→ **Tujuan Latihan**:
Tuliskan ulang kata demi kata bagian tulisan tentang imam sholat yang dimulai dari kata-kata "Sebelum TS bicara" dan berhenti setelah kata-kata "masalah ibadah sholat.".

→ **Sumber**:
● ● ●

Sebelum TS bicara panjang x lebar mengenai opini ini, perlu TS kasih catatan bahwa opini ini bukan bermaksud SARA atau tendensius terhadap Agama tertentu...akan tetapi TS hanya mencoba menggali nilai filosofis dari Imam Sholat yang bisa dijadikan contoh oleh para "Pemimpin" di negeri ini...
Adapun nilai-nilai yang berhasil TS gali antara lain adalah sebagai berikut :
: Syarat-syarat yang ketat
syarat-syarat berikut harus dipenuhi untuk menjadi sah-nya seorang imam dalam sholat berjamaah yang dapat kita ambil nilainya sebagai "perlunya fit and proper test" bagi para calon pemimpin, yaitu :
- Lebih banyak mengerti dan paham masalah ibadah sholat.
- Lebih banyak hapal surat-surat Alquran.
- Lebih fasih dan baik dalam membaca bacaan-baca'an sholat.
ketiga syarat diatas dapat diambil analogi bahwa untuk menjadi seorang pemimpin, seseorang harus mempunyai kecakapan,kemampuan,kebijaksanaan dan kompetensi yang lebih tinggi dari yang dipimpinnya. Jadi syarat utama untuk menjadi pemimpin itu adalah standar kompetensi yang tinggi dan bukan "PENCITRAAN".

● ● ●

→ **Cuplikan Data**:

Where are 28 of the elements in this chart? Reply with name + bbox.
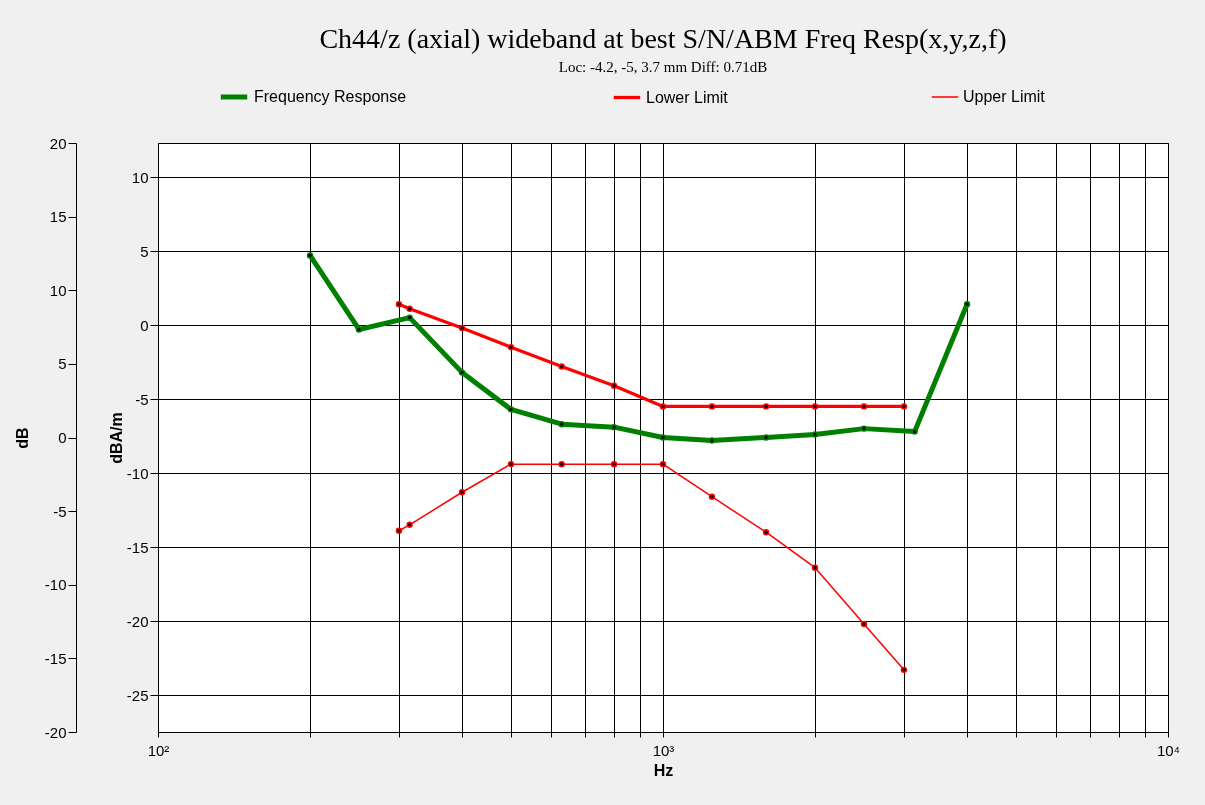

● ● ●

→ **Jawaban Latihan**:
Sebelum TS bicara panjang x lebar mengenai opini ini, perlu TS kasih catatan bahwa opini ini bukan bermaksud SARA atau tendensius terhadap Agama tertentu...akan tetapi TS hanya mencoba menggali nilai filosofis dari Imam Sholat yang bisa dijadikan contoh oleh para "Pemimpin" di negeri ini...
Adapun nilai-nilai yang berhasil TS gali antara lain adalah sebagai berikut :
: Syarat-syarat yang ketat
syarat-syarat berikut harus dipenuhi untuk menjadi sah-nya seorang imam dalam sholat berjamaah yang dapat kita ambil nilainya sebagai "perlunya fit and proper test" bagi para calon pemimpin, yaitu :
- Lebih banyak mengerti dan paham masalah ibadah sholat.